What is being asked: Filter the entries and keep only the lines where the string "différents" appears.

Extracted data:
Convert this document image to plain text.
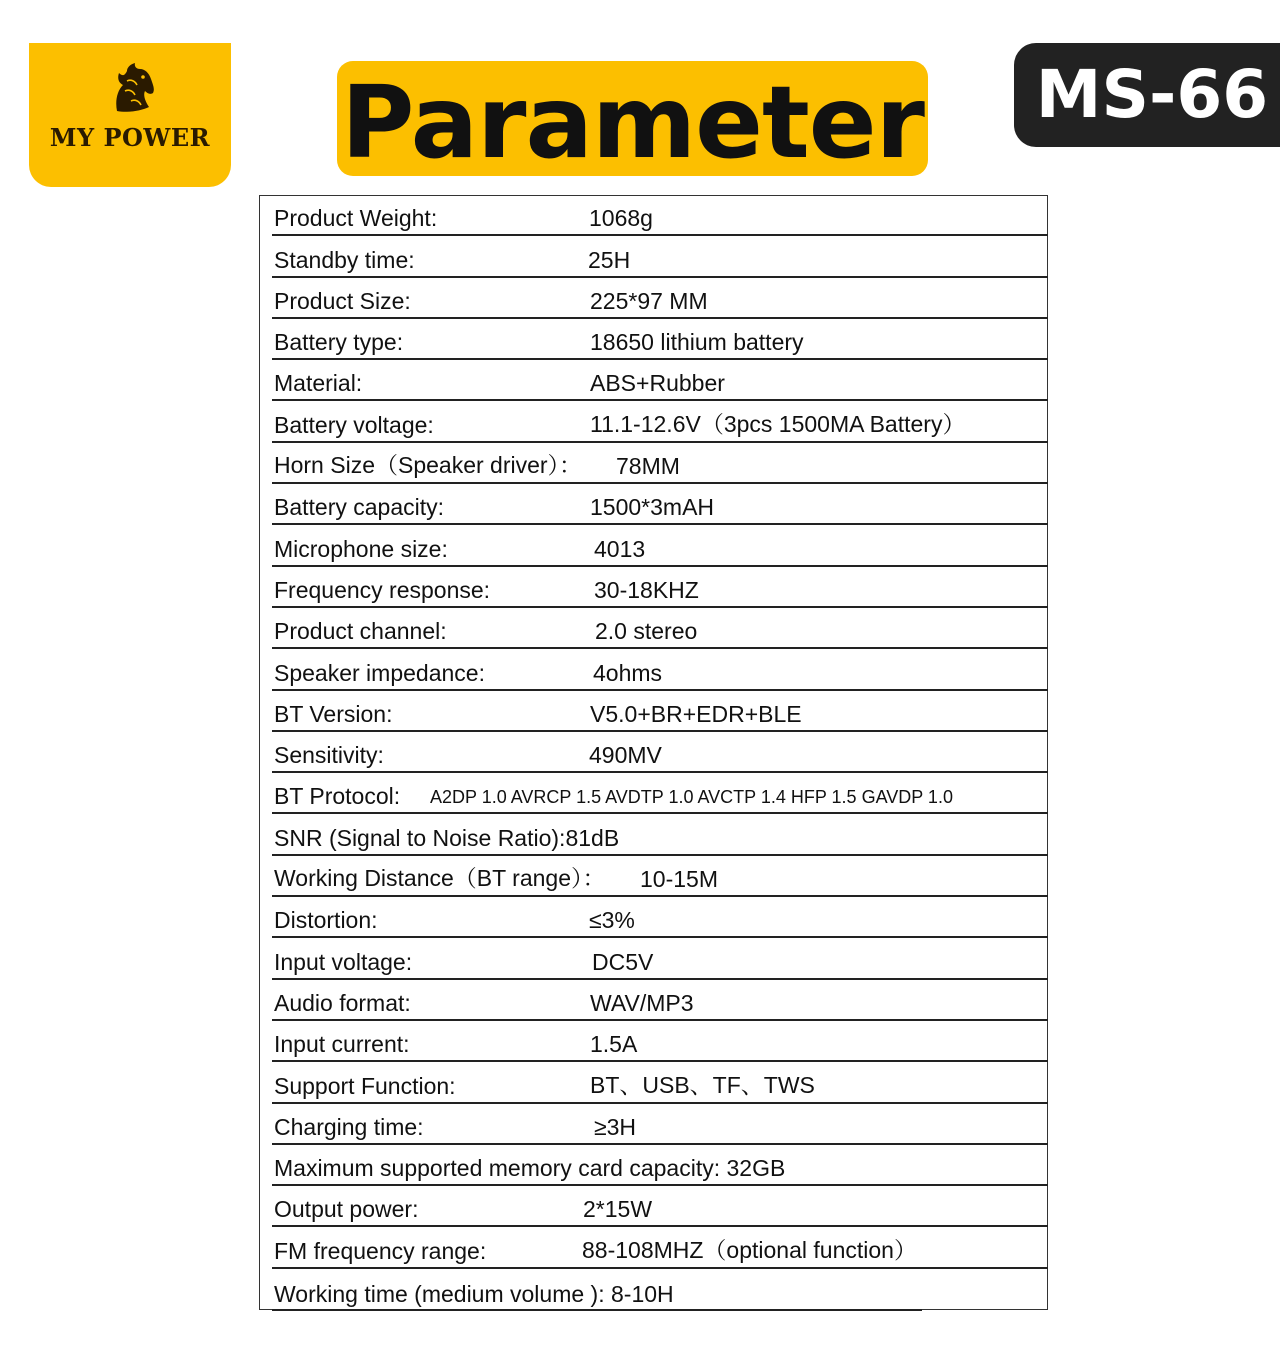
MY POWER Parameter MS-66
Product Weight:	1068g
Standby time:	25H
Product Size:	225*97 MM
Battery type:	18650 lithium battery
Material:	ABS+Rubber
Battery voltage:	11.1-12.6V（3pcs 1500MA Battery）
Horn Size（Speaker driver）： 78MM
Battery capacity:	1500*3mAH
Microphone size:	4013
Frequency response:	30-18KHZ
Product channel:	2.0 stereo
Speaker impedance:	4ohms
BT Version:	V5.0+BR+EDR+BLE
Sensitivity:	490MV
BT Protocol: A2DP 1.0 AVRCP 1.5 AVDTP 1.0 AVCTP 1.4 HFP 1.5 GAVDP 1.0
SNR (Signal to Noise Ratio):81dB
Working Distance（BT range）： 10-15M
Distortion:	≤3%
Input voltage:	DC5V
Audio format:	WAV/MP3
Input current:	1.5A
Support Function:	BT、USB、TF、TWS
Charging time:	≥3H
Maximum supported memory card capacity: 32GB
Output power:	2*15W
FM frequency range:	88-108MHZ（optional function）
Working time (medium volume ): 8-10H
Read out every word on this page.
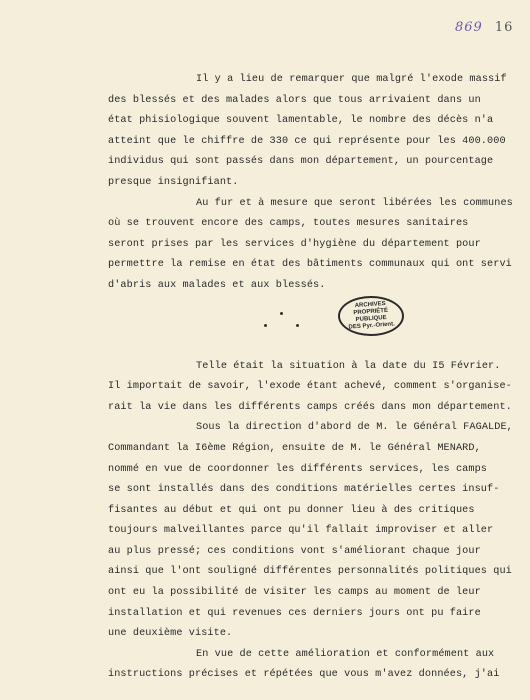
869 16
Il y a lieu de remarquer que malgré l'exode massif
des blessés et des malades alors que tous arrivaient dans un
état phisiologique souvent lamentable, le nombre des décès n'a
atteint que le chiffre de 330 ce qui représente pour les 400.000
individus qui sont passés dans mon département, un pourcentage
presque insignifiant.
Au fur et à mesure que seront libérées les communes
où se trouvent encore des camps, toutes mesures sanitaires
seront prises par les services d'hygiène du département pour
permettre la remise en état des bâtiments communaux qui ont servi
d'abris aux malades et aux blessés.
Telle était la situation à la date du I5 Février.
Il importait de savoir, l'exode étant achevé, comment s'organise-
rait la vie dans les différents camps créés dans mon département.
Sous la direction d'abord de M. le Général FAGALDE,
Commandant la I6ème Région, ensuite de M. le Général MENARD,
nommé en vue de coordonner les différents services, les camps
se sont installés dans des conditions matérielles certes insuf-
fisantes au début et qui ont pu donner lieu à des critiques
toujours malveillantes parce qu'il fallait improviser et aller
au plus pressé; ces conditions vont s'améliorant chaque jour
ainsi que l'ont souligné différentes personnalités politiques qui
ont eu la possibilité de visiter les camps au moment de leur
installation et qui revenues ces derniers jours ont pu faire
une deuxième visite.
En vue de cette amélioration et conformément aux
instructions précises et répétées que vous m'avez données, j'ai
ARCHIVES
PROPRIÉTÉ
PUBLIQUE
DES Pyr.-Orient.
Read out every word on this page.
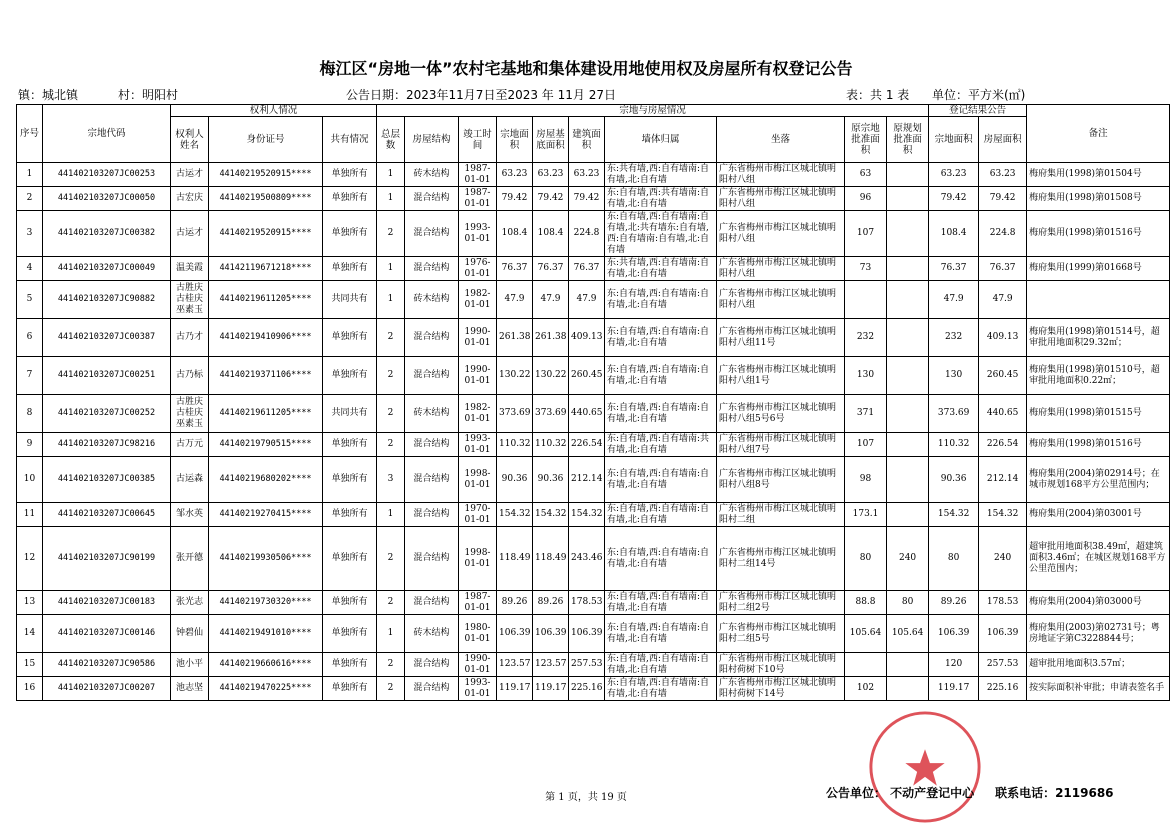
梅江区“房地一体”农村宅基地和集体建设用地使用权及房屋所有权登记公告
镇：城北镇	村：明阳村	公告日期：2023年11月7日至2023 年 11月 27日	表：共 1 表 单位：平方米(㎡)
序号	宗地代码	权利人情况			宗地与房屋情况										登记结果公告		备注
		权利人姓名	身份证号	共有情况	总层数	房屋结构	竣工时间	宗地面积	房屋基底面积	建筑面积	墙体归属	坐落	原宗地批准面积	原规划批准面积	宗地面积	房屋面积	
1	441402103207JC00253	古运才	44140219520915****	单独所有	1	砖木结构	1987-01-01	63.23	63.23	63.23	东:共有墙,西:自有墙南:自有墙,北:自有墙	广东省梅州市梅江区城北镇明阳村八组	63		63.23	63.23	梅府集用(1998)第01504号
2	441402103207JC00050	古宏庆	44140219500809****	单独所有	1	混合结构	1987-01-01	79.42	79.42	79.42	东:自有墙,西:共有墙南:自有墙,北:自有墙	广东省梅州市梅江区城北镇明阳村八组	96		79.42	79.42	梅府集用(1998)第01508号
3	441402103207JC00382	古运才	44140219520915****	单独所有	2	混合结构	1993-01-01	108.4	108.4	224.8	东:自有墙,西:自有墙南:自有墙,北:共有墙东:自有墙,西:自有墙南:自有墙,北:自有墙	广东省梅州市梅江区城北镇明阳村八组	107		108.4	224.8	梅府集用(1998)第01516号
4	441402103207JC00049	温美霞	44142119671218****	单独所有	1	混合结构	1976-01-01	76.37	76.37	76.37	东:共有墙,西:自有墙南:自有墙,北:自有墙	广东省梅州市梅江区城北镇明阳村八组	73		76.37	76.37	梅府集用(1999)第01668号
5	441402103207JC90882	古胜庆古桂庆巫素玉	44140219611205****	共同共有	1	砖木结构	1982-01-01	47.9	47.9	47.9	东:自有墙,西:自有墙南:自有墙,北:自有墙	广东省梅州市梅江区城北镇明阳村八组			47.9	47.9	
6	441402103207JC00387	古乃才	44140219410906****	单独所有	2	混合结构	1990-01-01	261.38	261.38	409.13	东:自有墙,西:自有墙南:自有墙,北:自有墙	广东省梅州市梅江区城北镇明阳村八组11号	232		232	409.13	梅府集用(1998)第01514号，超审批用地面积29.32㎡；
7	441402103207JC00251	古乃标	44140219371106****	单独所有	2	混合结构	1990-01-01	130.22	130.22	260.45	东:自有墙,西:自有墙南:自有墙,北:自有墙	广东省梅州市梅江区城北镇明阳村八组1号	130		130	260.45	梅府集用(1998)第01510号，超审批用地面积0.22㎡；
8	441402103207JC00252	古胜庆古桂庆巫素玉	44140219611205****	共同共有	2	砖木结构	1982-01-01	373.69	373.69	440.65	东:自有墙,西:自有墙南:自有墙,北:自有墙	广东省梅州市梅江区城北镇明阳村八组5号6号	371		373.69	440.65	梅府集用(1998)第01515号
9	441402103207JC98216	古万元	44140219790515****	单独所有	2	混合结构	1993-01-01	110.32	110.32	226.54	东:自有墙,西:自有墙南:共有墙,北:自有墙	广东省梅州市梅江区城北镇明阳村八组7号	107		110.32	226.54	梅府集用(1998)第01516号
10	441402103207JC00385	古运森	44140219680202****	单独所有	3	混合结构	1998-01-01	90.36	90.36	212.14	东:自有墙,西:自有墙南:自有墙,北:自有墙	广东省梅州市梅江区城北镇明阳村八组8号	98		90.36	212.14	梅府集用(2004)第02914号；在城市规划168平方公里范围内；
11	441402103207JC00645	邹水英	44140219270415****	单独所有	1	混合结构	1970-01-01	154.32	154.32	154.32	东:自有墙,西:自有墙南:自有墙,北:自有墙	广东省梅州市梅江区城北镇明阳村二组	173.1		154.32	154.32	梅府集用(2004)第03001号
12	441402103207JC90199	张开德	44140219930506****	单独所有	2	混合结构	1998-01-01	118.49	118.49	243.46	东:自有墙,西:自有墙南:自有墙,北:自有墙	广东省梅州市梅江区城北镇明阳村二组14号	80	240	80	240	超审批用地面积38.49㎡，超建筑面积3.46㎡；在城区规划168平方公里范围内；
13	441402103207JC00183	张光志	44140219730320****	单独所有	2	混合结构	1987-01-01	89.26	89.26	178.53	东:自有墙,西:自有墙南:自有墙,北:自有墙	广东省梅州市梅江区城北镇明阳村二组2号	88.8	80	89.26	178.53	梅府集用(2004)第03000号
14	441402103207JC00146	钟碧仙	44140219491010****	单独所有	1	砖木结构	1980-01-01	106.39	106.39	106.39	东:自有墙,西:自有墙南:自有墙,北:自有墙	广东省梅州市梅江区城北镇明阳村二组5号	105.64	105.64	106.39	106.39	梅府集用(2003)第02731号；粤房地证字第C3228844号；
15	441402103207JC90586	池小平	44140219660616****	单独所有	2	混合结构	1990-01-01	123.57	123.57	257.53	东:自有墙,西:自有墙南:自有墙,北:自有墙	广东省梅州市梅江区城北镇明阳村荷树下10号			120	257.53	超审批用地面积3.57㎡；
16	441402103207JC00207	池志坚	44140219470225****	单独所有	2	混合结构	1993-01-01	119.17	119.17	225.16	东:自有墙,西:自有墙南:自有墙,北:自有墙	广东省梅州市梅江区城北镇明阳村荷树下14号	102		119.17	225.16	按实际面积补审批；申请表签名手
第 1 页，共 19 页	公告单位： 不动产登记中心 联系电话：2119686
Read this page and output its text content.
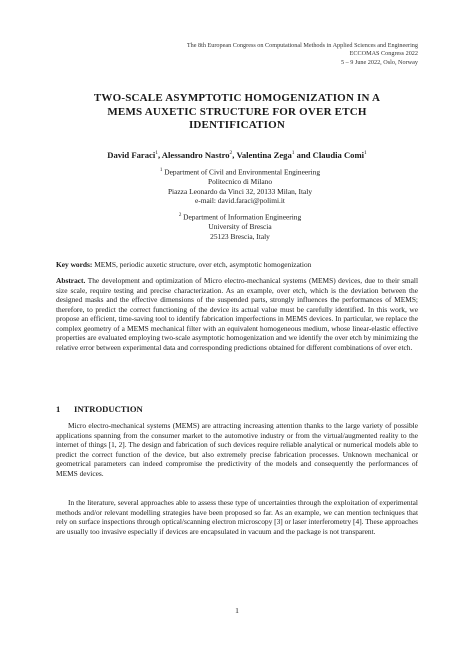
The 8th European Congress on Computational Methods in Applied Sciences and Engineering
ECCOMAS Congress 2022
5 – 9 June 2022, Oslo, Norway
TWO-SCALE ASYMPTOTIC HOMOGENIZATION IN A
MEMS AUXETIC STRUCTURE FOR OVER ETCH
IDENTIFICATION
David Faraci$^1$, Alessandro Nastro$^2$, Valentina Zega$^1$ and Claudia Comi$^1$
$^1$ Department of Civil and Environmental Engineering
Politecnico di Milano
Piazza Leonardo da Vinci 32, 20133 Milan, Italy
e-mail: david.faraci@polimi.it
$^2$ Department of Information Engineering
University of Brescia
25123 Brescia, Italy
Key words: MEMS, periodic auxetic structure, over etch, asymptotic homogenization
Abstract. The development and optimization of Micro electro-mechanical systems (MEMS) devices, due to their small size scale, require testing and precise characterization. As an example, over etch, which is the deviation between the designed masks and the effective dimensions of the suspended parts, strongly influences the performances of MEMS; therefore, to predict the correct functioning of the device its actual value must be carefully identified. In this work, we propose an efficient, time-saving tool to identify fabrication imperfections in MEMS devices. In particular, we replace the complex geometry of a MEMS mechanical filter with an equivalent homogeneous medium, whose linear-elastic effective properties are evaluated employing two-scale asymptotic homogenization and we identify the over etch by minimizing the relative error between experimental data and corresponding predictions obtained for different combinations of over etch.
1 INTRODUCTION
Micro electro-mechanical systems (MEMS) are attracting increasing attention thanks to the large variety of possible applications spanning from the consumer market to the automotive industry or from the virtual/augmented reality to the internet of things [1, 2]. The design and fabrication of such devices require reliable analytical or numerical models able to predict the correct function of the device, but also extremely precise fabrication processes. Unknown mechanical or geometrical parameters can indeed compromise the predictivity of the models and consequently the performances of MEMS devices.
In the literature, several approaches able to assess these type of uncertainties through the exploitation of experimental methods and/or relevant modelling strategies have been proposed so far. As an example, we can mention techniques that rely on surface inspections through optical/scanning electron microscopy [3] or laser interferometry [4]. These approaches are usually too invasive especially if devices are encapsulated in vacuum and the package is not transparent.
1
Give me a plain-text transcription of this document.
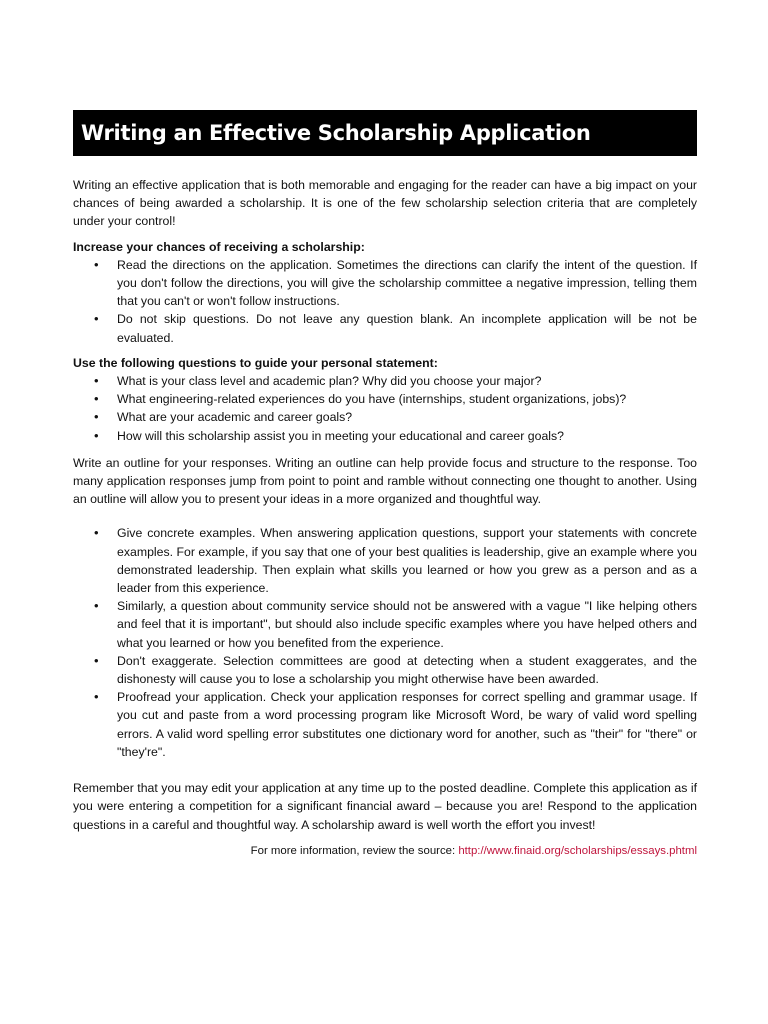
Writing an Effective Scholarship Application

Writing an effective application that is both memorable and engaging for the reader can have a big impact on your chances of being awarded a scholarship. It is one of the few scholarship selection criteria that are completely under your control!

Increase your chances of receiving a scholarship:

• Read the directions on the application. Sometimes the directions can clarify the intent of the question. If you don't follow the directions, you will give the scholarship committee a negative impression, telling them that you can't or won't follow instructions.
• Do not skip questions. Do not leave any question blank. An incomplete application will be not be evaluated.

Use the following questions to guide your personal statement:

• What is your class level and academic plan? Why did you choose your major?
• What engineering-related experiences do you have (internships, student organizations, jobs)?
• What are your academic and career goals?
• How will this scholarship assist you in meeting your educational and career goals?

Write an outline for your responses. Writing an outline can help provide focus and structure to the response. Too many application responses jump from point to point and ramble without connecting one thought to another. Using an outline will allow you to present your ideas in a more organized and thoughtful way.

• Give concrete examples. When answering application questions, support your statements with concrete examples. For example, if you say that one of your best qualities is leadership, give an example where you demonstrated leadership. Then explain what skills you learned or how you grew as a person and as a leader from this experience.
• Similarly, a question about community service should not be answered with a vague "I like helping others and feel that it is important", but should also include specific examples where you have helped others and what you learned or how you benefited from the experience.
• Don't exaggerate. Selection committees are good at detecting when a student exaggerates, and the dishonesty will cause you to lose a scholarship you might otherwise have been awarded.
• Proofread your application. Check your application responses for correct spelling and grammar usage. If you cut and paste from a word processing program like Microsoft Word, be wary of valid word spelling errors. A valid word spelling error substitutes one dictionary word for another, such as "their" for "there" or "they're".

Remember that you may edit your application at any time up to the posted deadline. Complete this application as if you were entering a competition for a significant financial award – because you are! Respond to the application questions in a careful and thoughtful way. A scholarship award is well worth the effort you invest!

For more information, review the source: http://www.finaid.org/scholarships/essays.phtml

Result of the task:
rait la vie dans les différents camps créés dans mon département.
nommé en vue de coordonner les différents services, les camps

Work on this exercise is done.